:: WHAT IS REQUIRED ::
Identify and copy all lines of the material where the string "xlabel" is found.

+ + + + + + +

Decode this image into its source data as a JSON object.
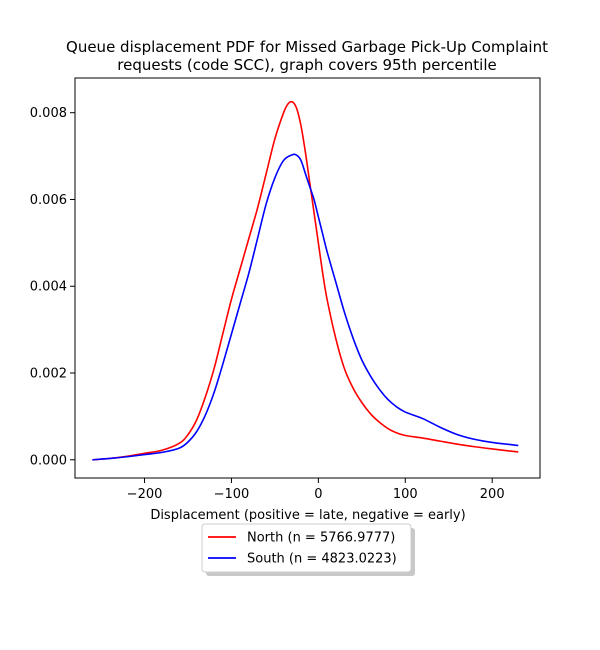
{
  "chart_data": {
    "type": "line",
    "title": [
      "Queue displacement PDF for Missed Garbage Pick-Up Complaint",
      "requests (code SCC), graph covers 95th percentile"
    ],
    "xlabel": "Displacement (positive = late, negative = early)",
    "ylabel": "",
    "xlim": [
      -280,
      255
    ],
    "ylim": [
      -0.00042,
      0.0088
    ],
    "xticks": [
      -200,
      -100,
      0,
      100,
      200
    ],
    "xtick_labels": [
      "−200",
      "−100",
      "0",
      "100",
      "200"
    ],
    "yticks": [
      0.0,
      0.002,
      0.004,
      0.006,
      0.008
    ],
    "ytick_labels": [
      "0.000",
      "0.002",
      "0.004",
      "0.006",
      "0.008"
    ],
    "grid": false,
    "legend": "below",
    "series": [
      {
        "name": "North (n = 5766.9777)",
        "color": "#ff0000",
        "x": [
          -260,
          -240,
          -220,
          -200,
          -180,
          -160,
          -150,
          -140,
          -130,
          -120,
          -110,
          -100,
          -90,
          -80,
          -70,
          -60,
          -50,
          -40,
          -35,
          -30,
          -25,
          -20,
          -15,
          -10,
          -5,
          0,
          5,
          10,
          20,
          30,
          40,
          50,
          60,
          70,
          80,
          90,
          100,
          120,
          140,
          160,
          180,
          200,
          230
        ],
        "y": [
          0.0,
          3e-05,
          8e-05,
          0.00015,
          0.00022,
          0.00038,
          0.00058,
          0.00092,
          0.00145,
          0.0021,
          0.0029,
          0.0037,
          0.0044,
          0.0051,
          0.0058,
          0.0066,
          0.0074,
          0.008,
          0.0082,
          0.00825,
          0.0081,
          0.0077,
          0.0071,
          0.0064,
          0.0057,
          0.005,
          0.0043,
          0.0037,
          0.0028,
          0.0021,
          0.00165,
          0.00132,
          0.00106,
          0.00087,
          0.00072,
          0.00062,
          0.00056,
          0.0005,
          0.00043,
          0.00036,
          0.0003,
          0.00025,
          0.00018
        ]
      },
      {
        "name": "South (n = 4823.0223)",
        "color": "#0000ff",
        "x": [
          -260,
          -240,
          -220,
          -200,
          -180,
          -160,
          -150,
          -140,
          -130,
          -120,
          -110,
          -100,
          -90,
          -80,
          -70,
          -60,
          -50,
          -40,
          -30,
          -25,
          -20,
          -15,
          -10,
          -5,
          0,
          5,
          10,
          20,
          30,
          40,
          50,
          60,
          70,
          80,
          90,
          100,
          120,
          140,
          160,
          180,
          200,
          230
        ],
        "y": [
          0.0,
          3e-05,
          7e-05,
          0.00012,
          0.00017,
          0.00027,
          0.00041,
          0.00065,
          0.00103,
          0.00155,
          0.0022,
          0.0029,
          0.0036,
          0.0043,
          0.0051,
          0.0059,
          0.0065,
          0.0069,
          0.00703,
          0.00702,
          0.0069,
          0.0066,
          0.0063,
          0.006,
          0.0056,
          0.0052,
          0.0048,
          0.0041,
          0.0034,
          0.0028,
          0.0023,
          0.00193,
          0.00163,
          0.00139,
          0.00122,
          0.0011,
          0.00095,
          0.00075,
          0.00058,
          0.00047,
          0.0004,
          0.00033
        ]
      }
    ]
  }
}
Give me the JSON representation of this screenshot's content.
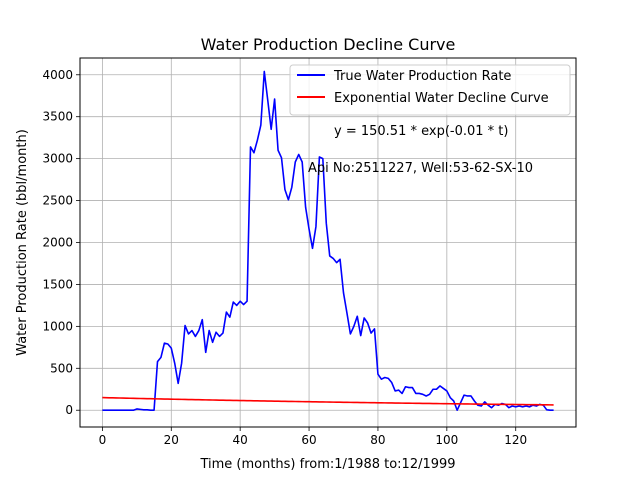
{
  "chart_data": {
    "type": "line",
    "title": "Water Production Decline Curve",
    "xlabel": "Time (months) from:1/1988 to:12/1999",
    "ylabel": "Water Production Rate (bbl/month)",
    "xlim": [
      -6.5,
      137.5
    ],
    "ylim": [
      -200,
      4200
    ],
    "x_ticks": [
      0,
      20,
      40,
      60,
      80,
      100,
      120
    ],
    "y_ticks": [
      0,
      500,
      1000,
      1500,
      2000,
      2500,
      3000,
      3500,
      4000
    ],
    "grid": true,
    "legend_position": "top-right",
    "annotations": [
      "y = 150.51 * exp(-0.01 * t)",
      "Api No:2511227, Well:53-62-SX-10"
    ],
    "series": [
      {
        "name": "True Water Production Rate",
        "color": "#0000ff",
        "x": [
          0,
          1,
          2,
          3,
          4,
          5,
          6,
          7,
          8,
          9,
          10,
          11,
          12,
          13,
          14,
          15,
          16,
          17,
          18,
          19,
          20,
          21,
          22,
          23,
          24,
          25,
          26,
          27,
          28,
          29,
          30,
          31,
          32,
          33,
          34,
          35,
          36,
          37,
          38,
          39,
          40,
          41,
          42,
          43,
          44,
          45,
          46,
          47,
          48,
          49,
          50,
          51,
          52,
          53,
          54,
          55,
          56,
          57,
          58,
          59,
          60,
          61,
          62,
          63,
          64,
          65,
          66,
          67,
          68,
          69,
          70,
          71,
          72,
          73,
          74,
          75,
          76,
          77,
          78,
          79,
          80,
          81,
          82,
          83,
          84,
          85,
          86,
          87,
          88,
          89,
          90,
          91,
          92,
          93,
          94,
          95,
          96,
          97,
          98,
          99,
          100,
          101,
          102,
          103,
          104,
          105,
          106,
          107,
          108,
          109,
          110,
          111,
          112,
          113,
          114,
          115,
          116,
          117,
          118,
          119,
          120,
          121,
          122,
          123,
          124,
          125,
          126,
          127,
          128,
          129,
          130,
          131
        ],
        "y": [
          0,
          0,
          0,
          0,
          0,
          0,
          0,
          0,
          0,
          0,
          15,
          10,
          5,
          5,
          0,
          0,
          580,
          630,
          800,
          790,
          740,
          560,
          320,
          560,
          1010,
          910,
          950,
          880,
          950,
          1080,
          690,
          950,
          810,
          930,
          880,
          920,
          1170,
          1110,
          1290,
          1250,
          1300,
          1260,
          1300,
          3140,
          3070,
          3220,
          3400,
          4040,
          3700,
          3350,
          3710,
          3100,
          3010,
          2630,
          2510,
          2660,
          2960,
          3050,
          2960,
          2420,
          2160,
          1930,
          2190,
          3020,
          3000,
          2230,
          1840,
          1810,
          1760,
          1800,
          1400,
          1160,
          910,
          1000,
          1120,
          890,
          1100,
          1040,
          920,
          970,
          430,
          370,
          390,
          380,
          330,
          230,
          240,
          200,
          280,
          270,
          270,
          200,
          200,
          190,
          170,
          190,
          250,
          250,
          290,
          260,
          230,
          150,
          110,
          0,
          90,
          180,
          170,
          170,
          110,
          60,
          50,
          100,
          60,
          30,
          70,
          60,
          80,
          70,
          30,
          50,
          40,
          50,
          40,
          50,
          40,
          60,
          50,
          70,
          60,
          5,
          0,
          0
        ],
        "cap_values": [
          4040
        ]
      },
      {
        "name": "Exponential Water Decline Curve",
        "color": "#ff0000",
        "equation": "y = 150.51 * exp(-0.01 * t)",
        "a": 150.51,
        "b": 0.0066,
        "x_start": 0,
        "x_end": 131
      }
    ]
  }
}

+ + + + + + +

:: RESULT OF THIS TASK ::
    "xlabel": "Displacement (positive = late, negative = early)",
    "xlabel": "Time (months) from:1/1988 to:12/1999",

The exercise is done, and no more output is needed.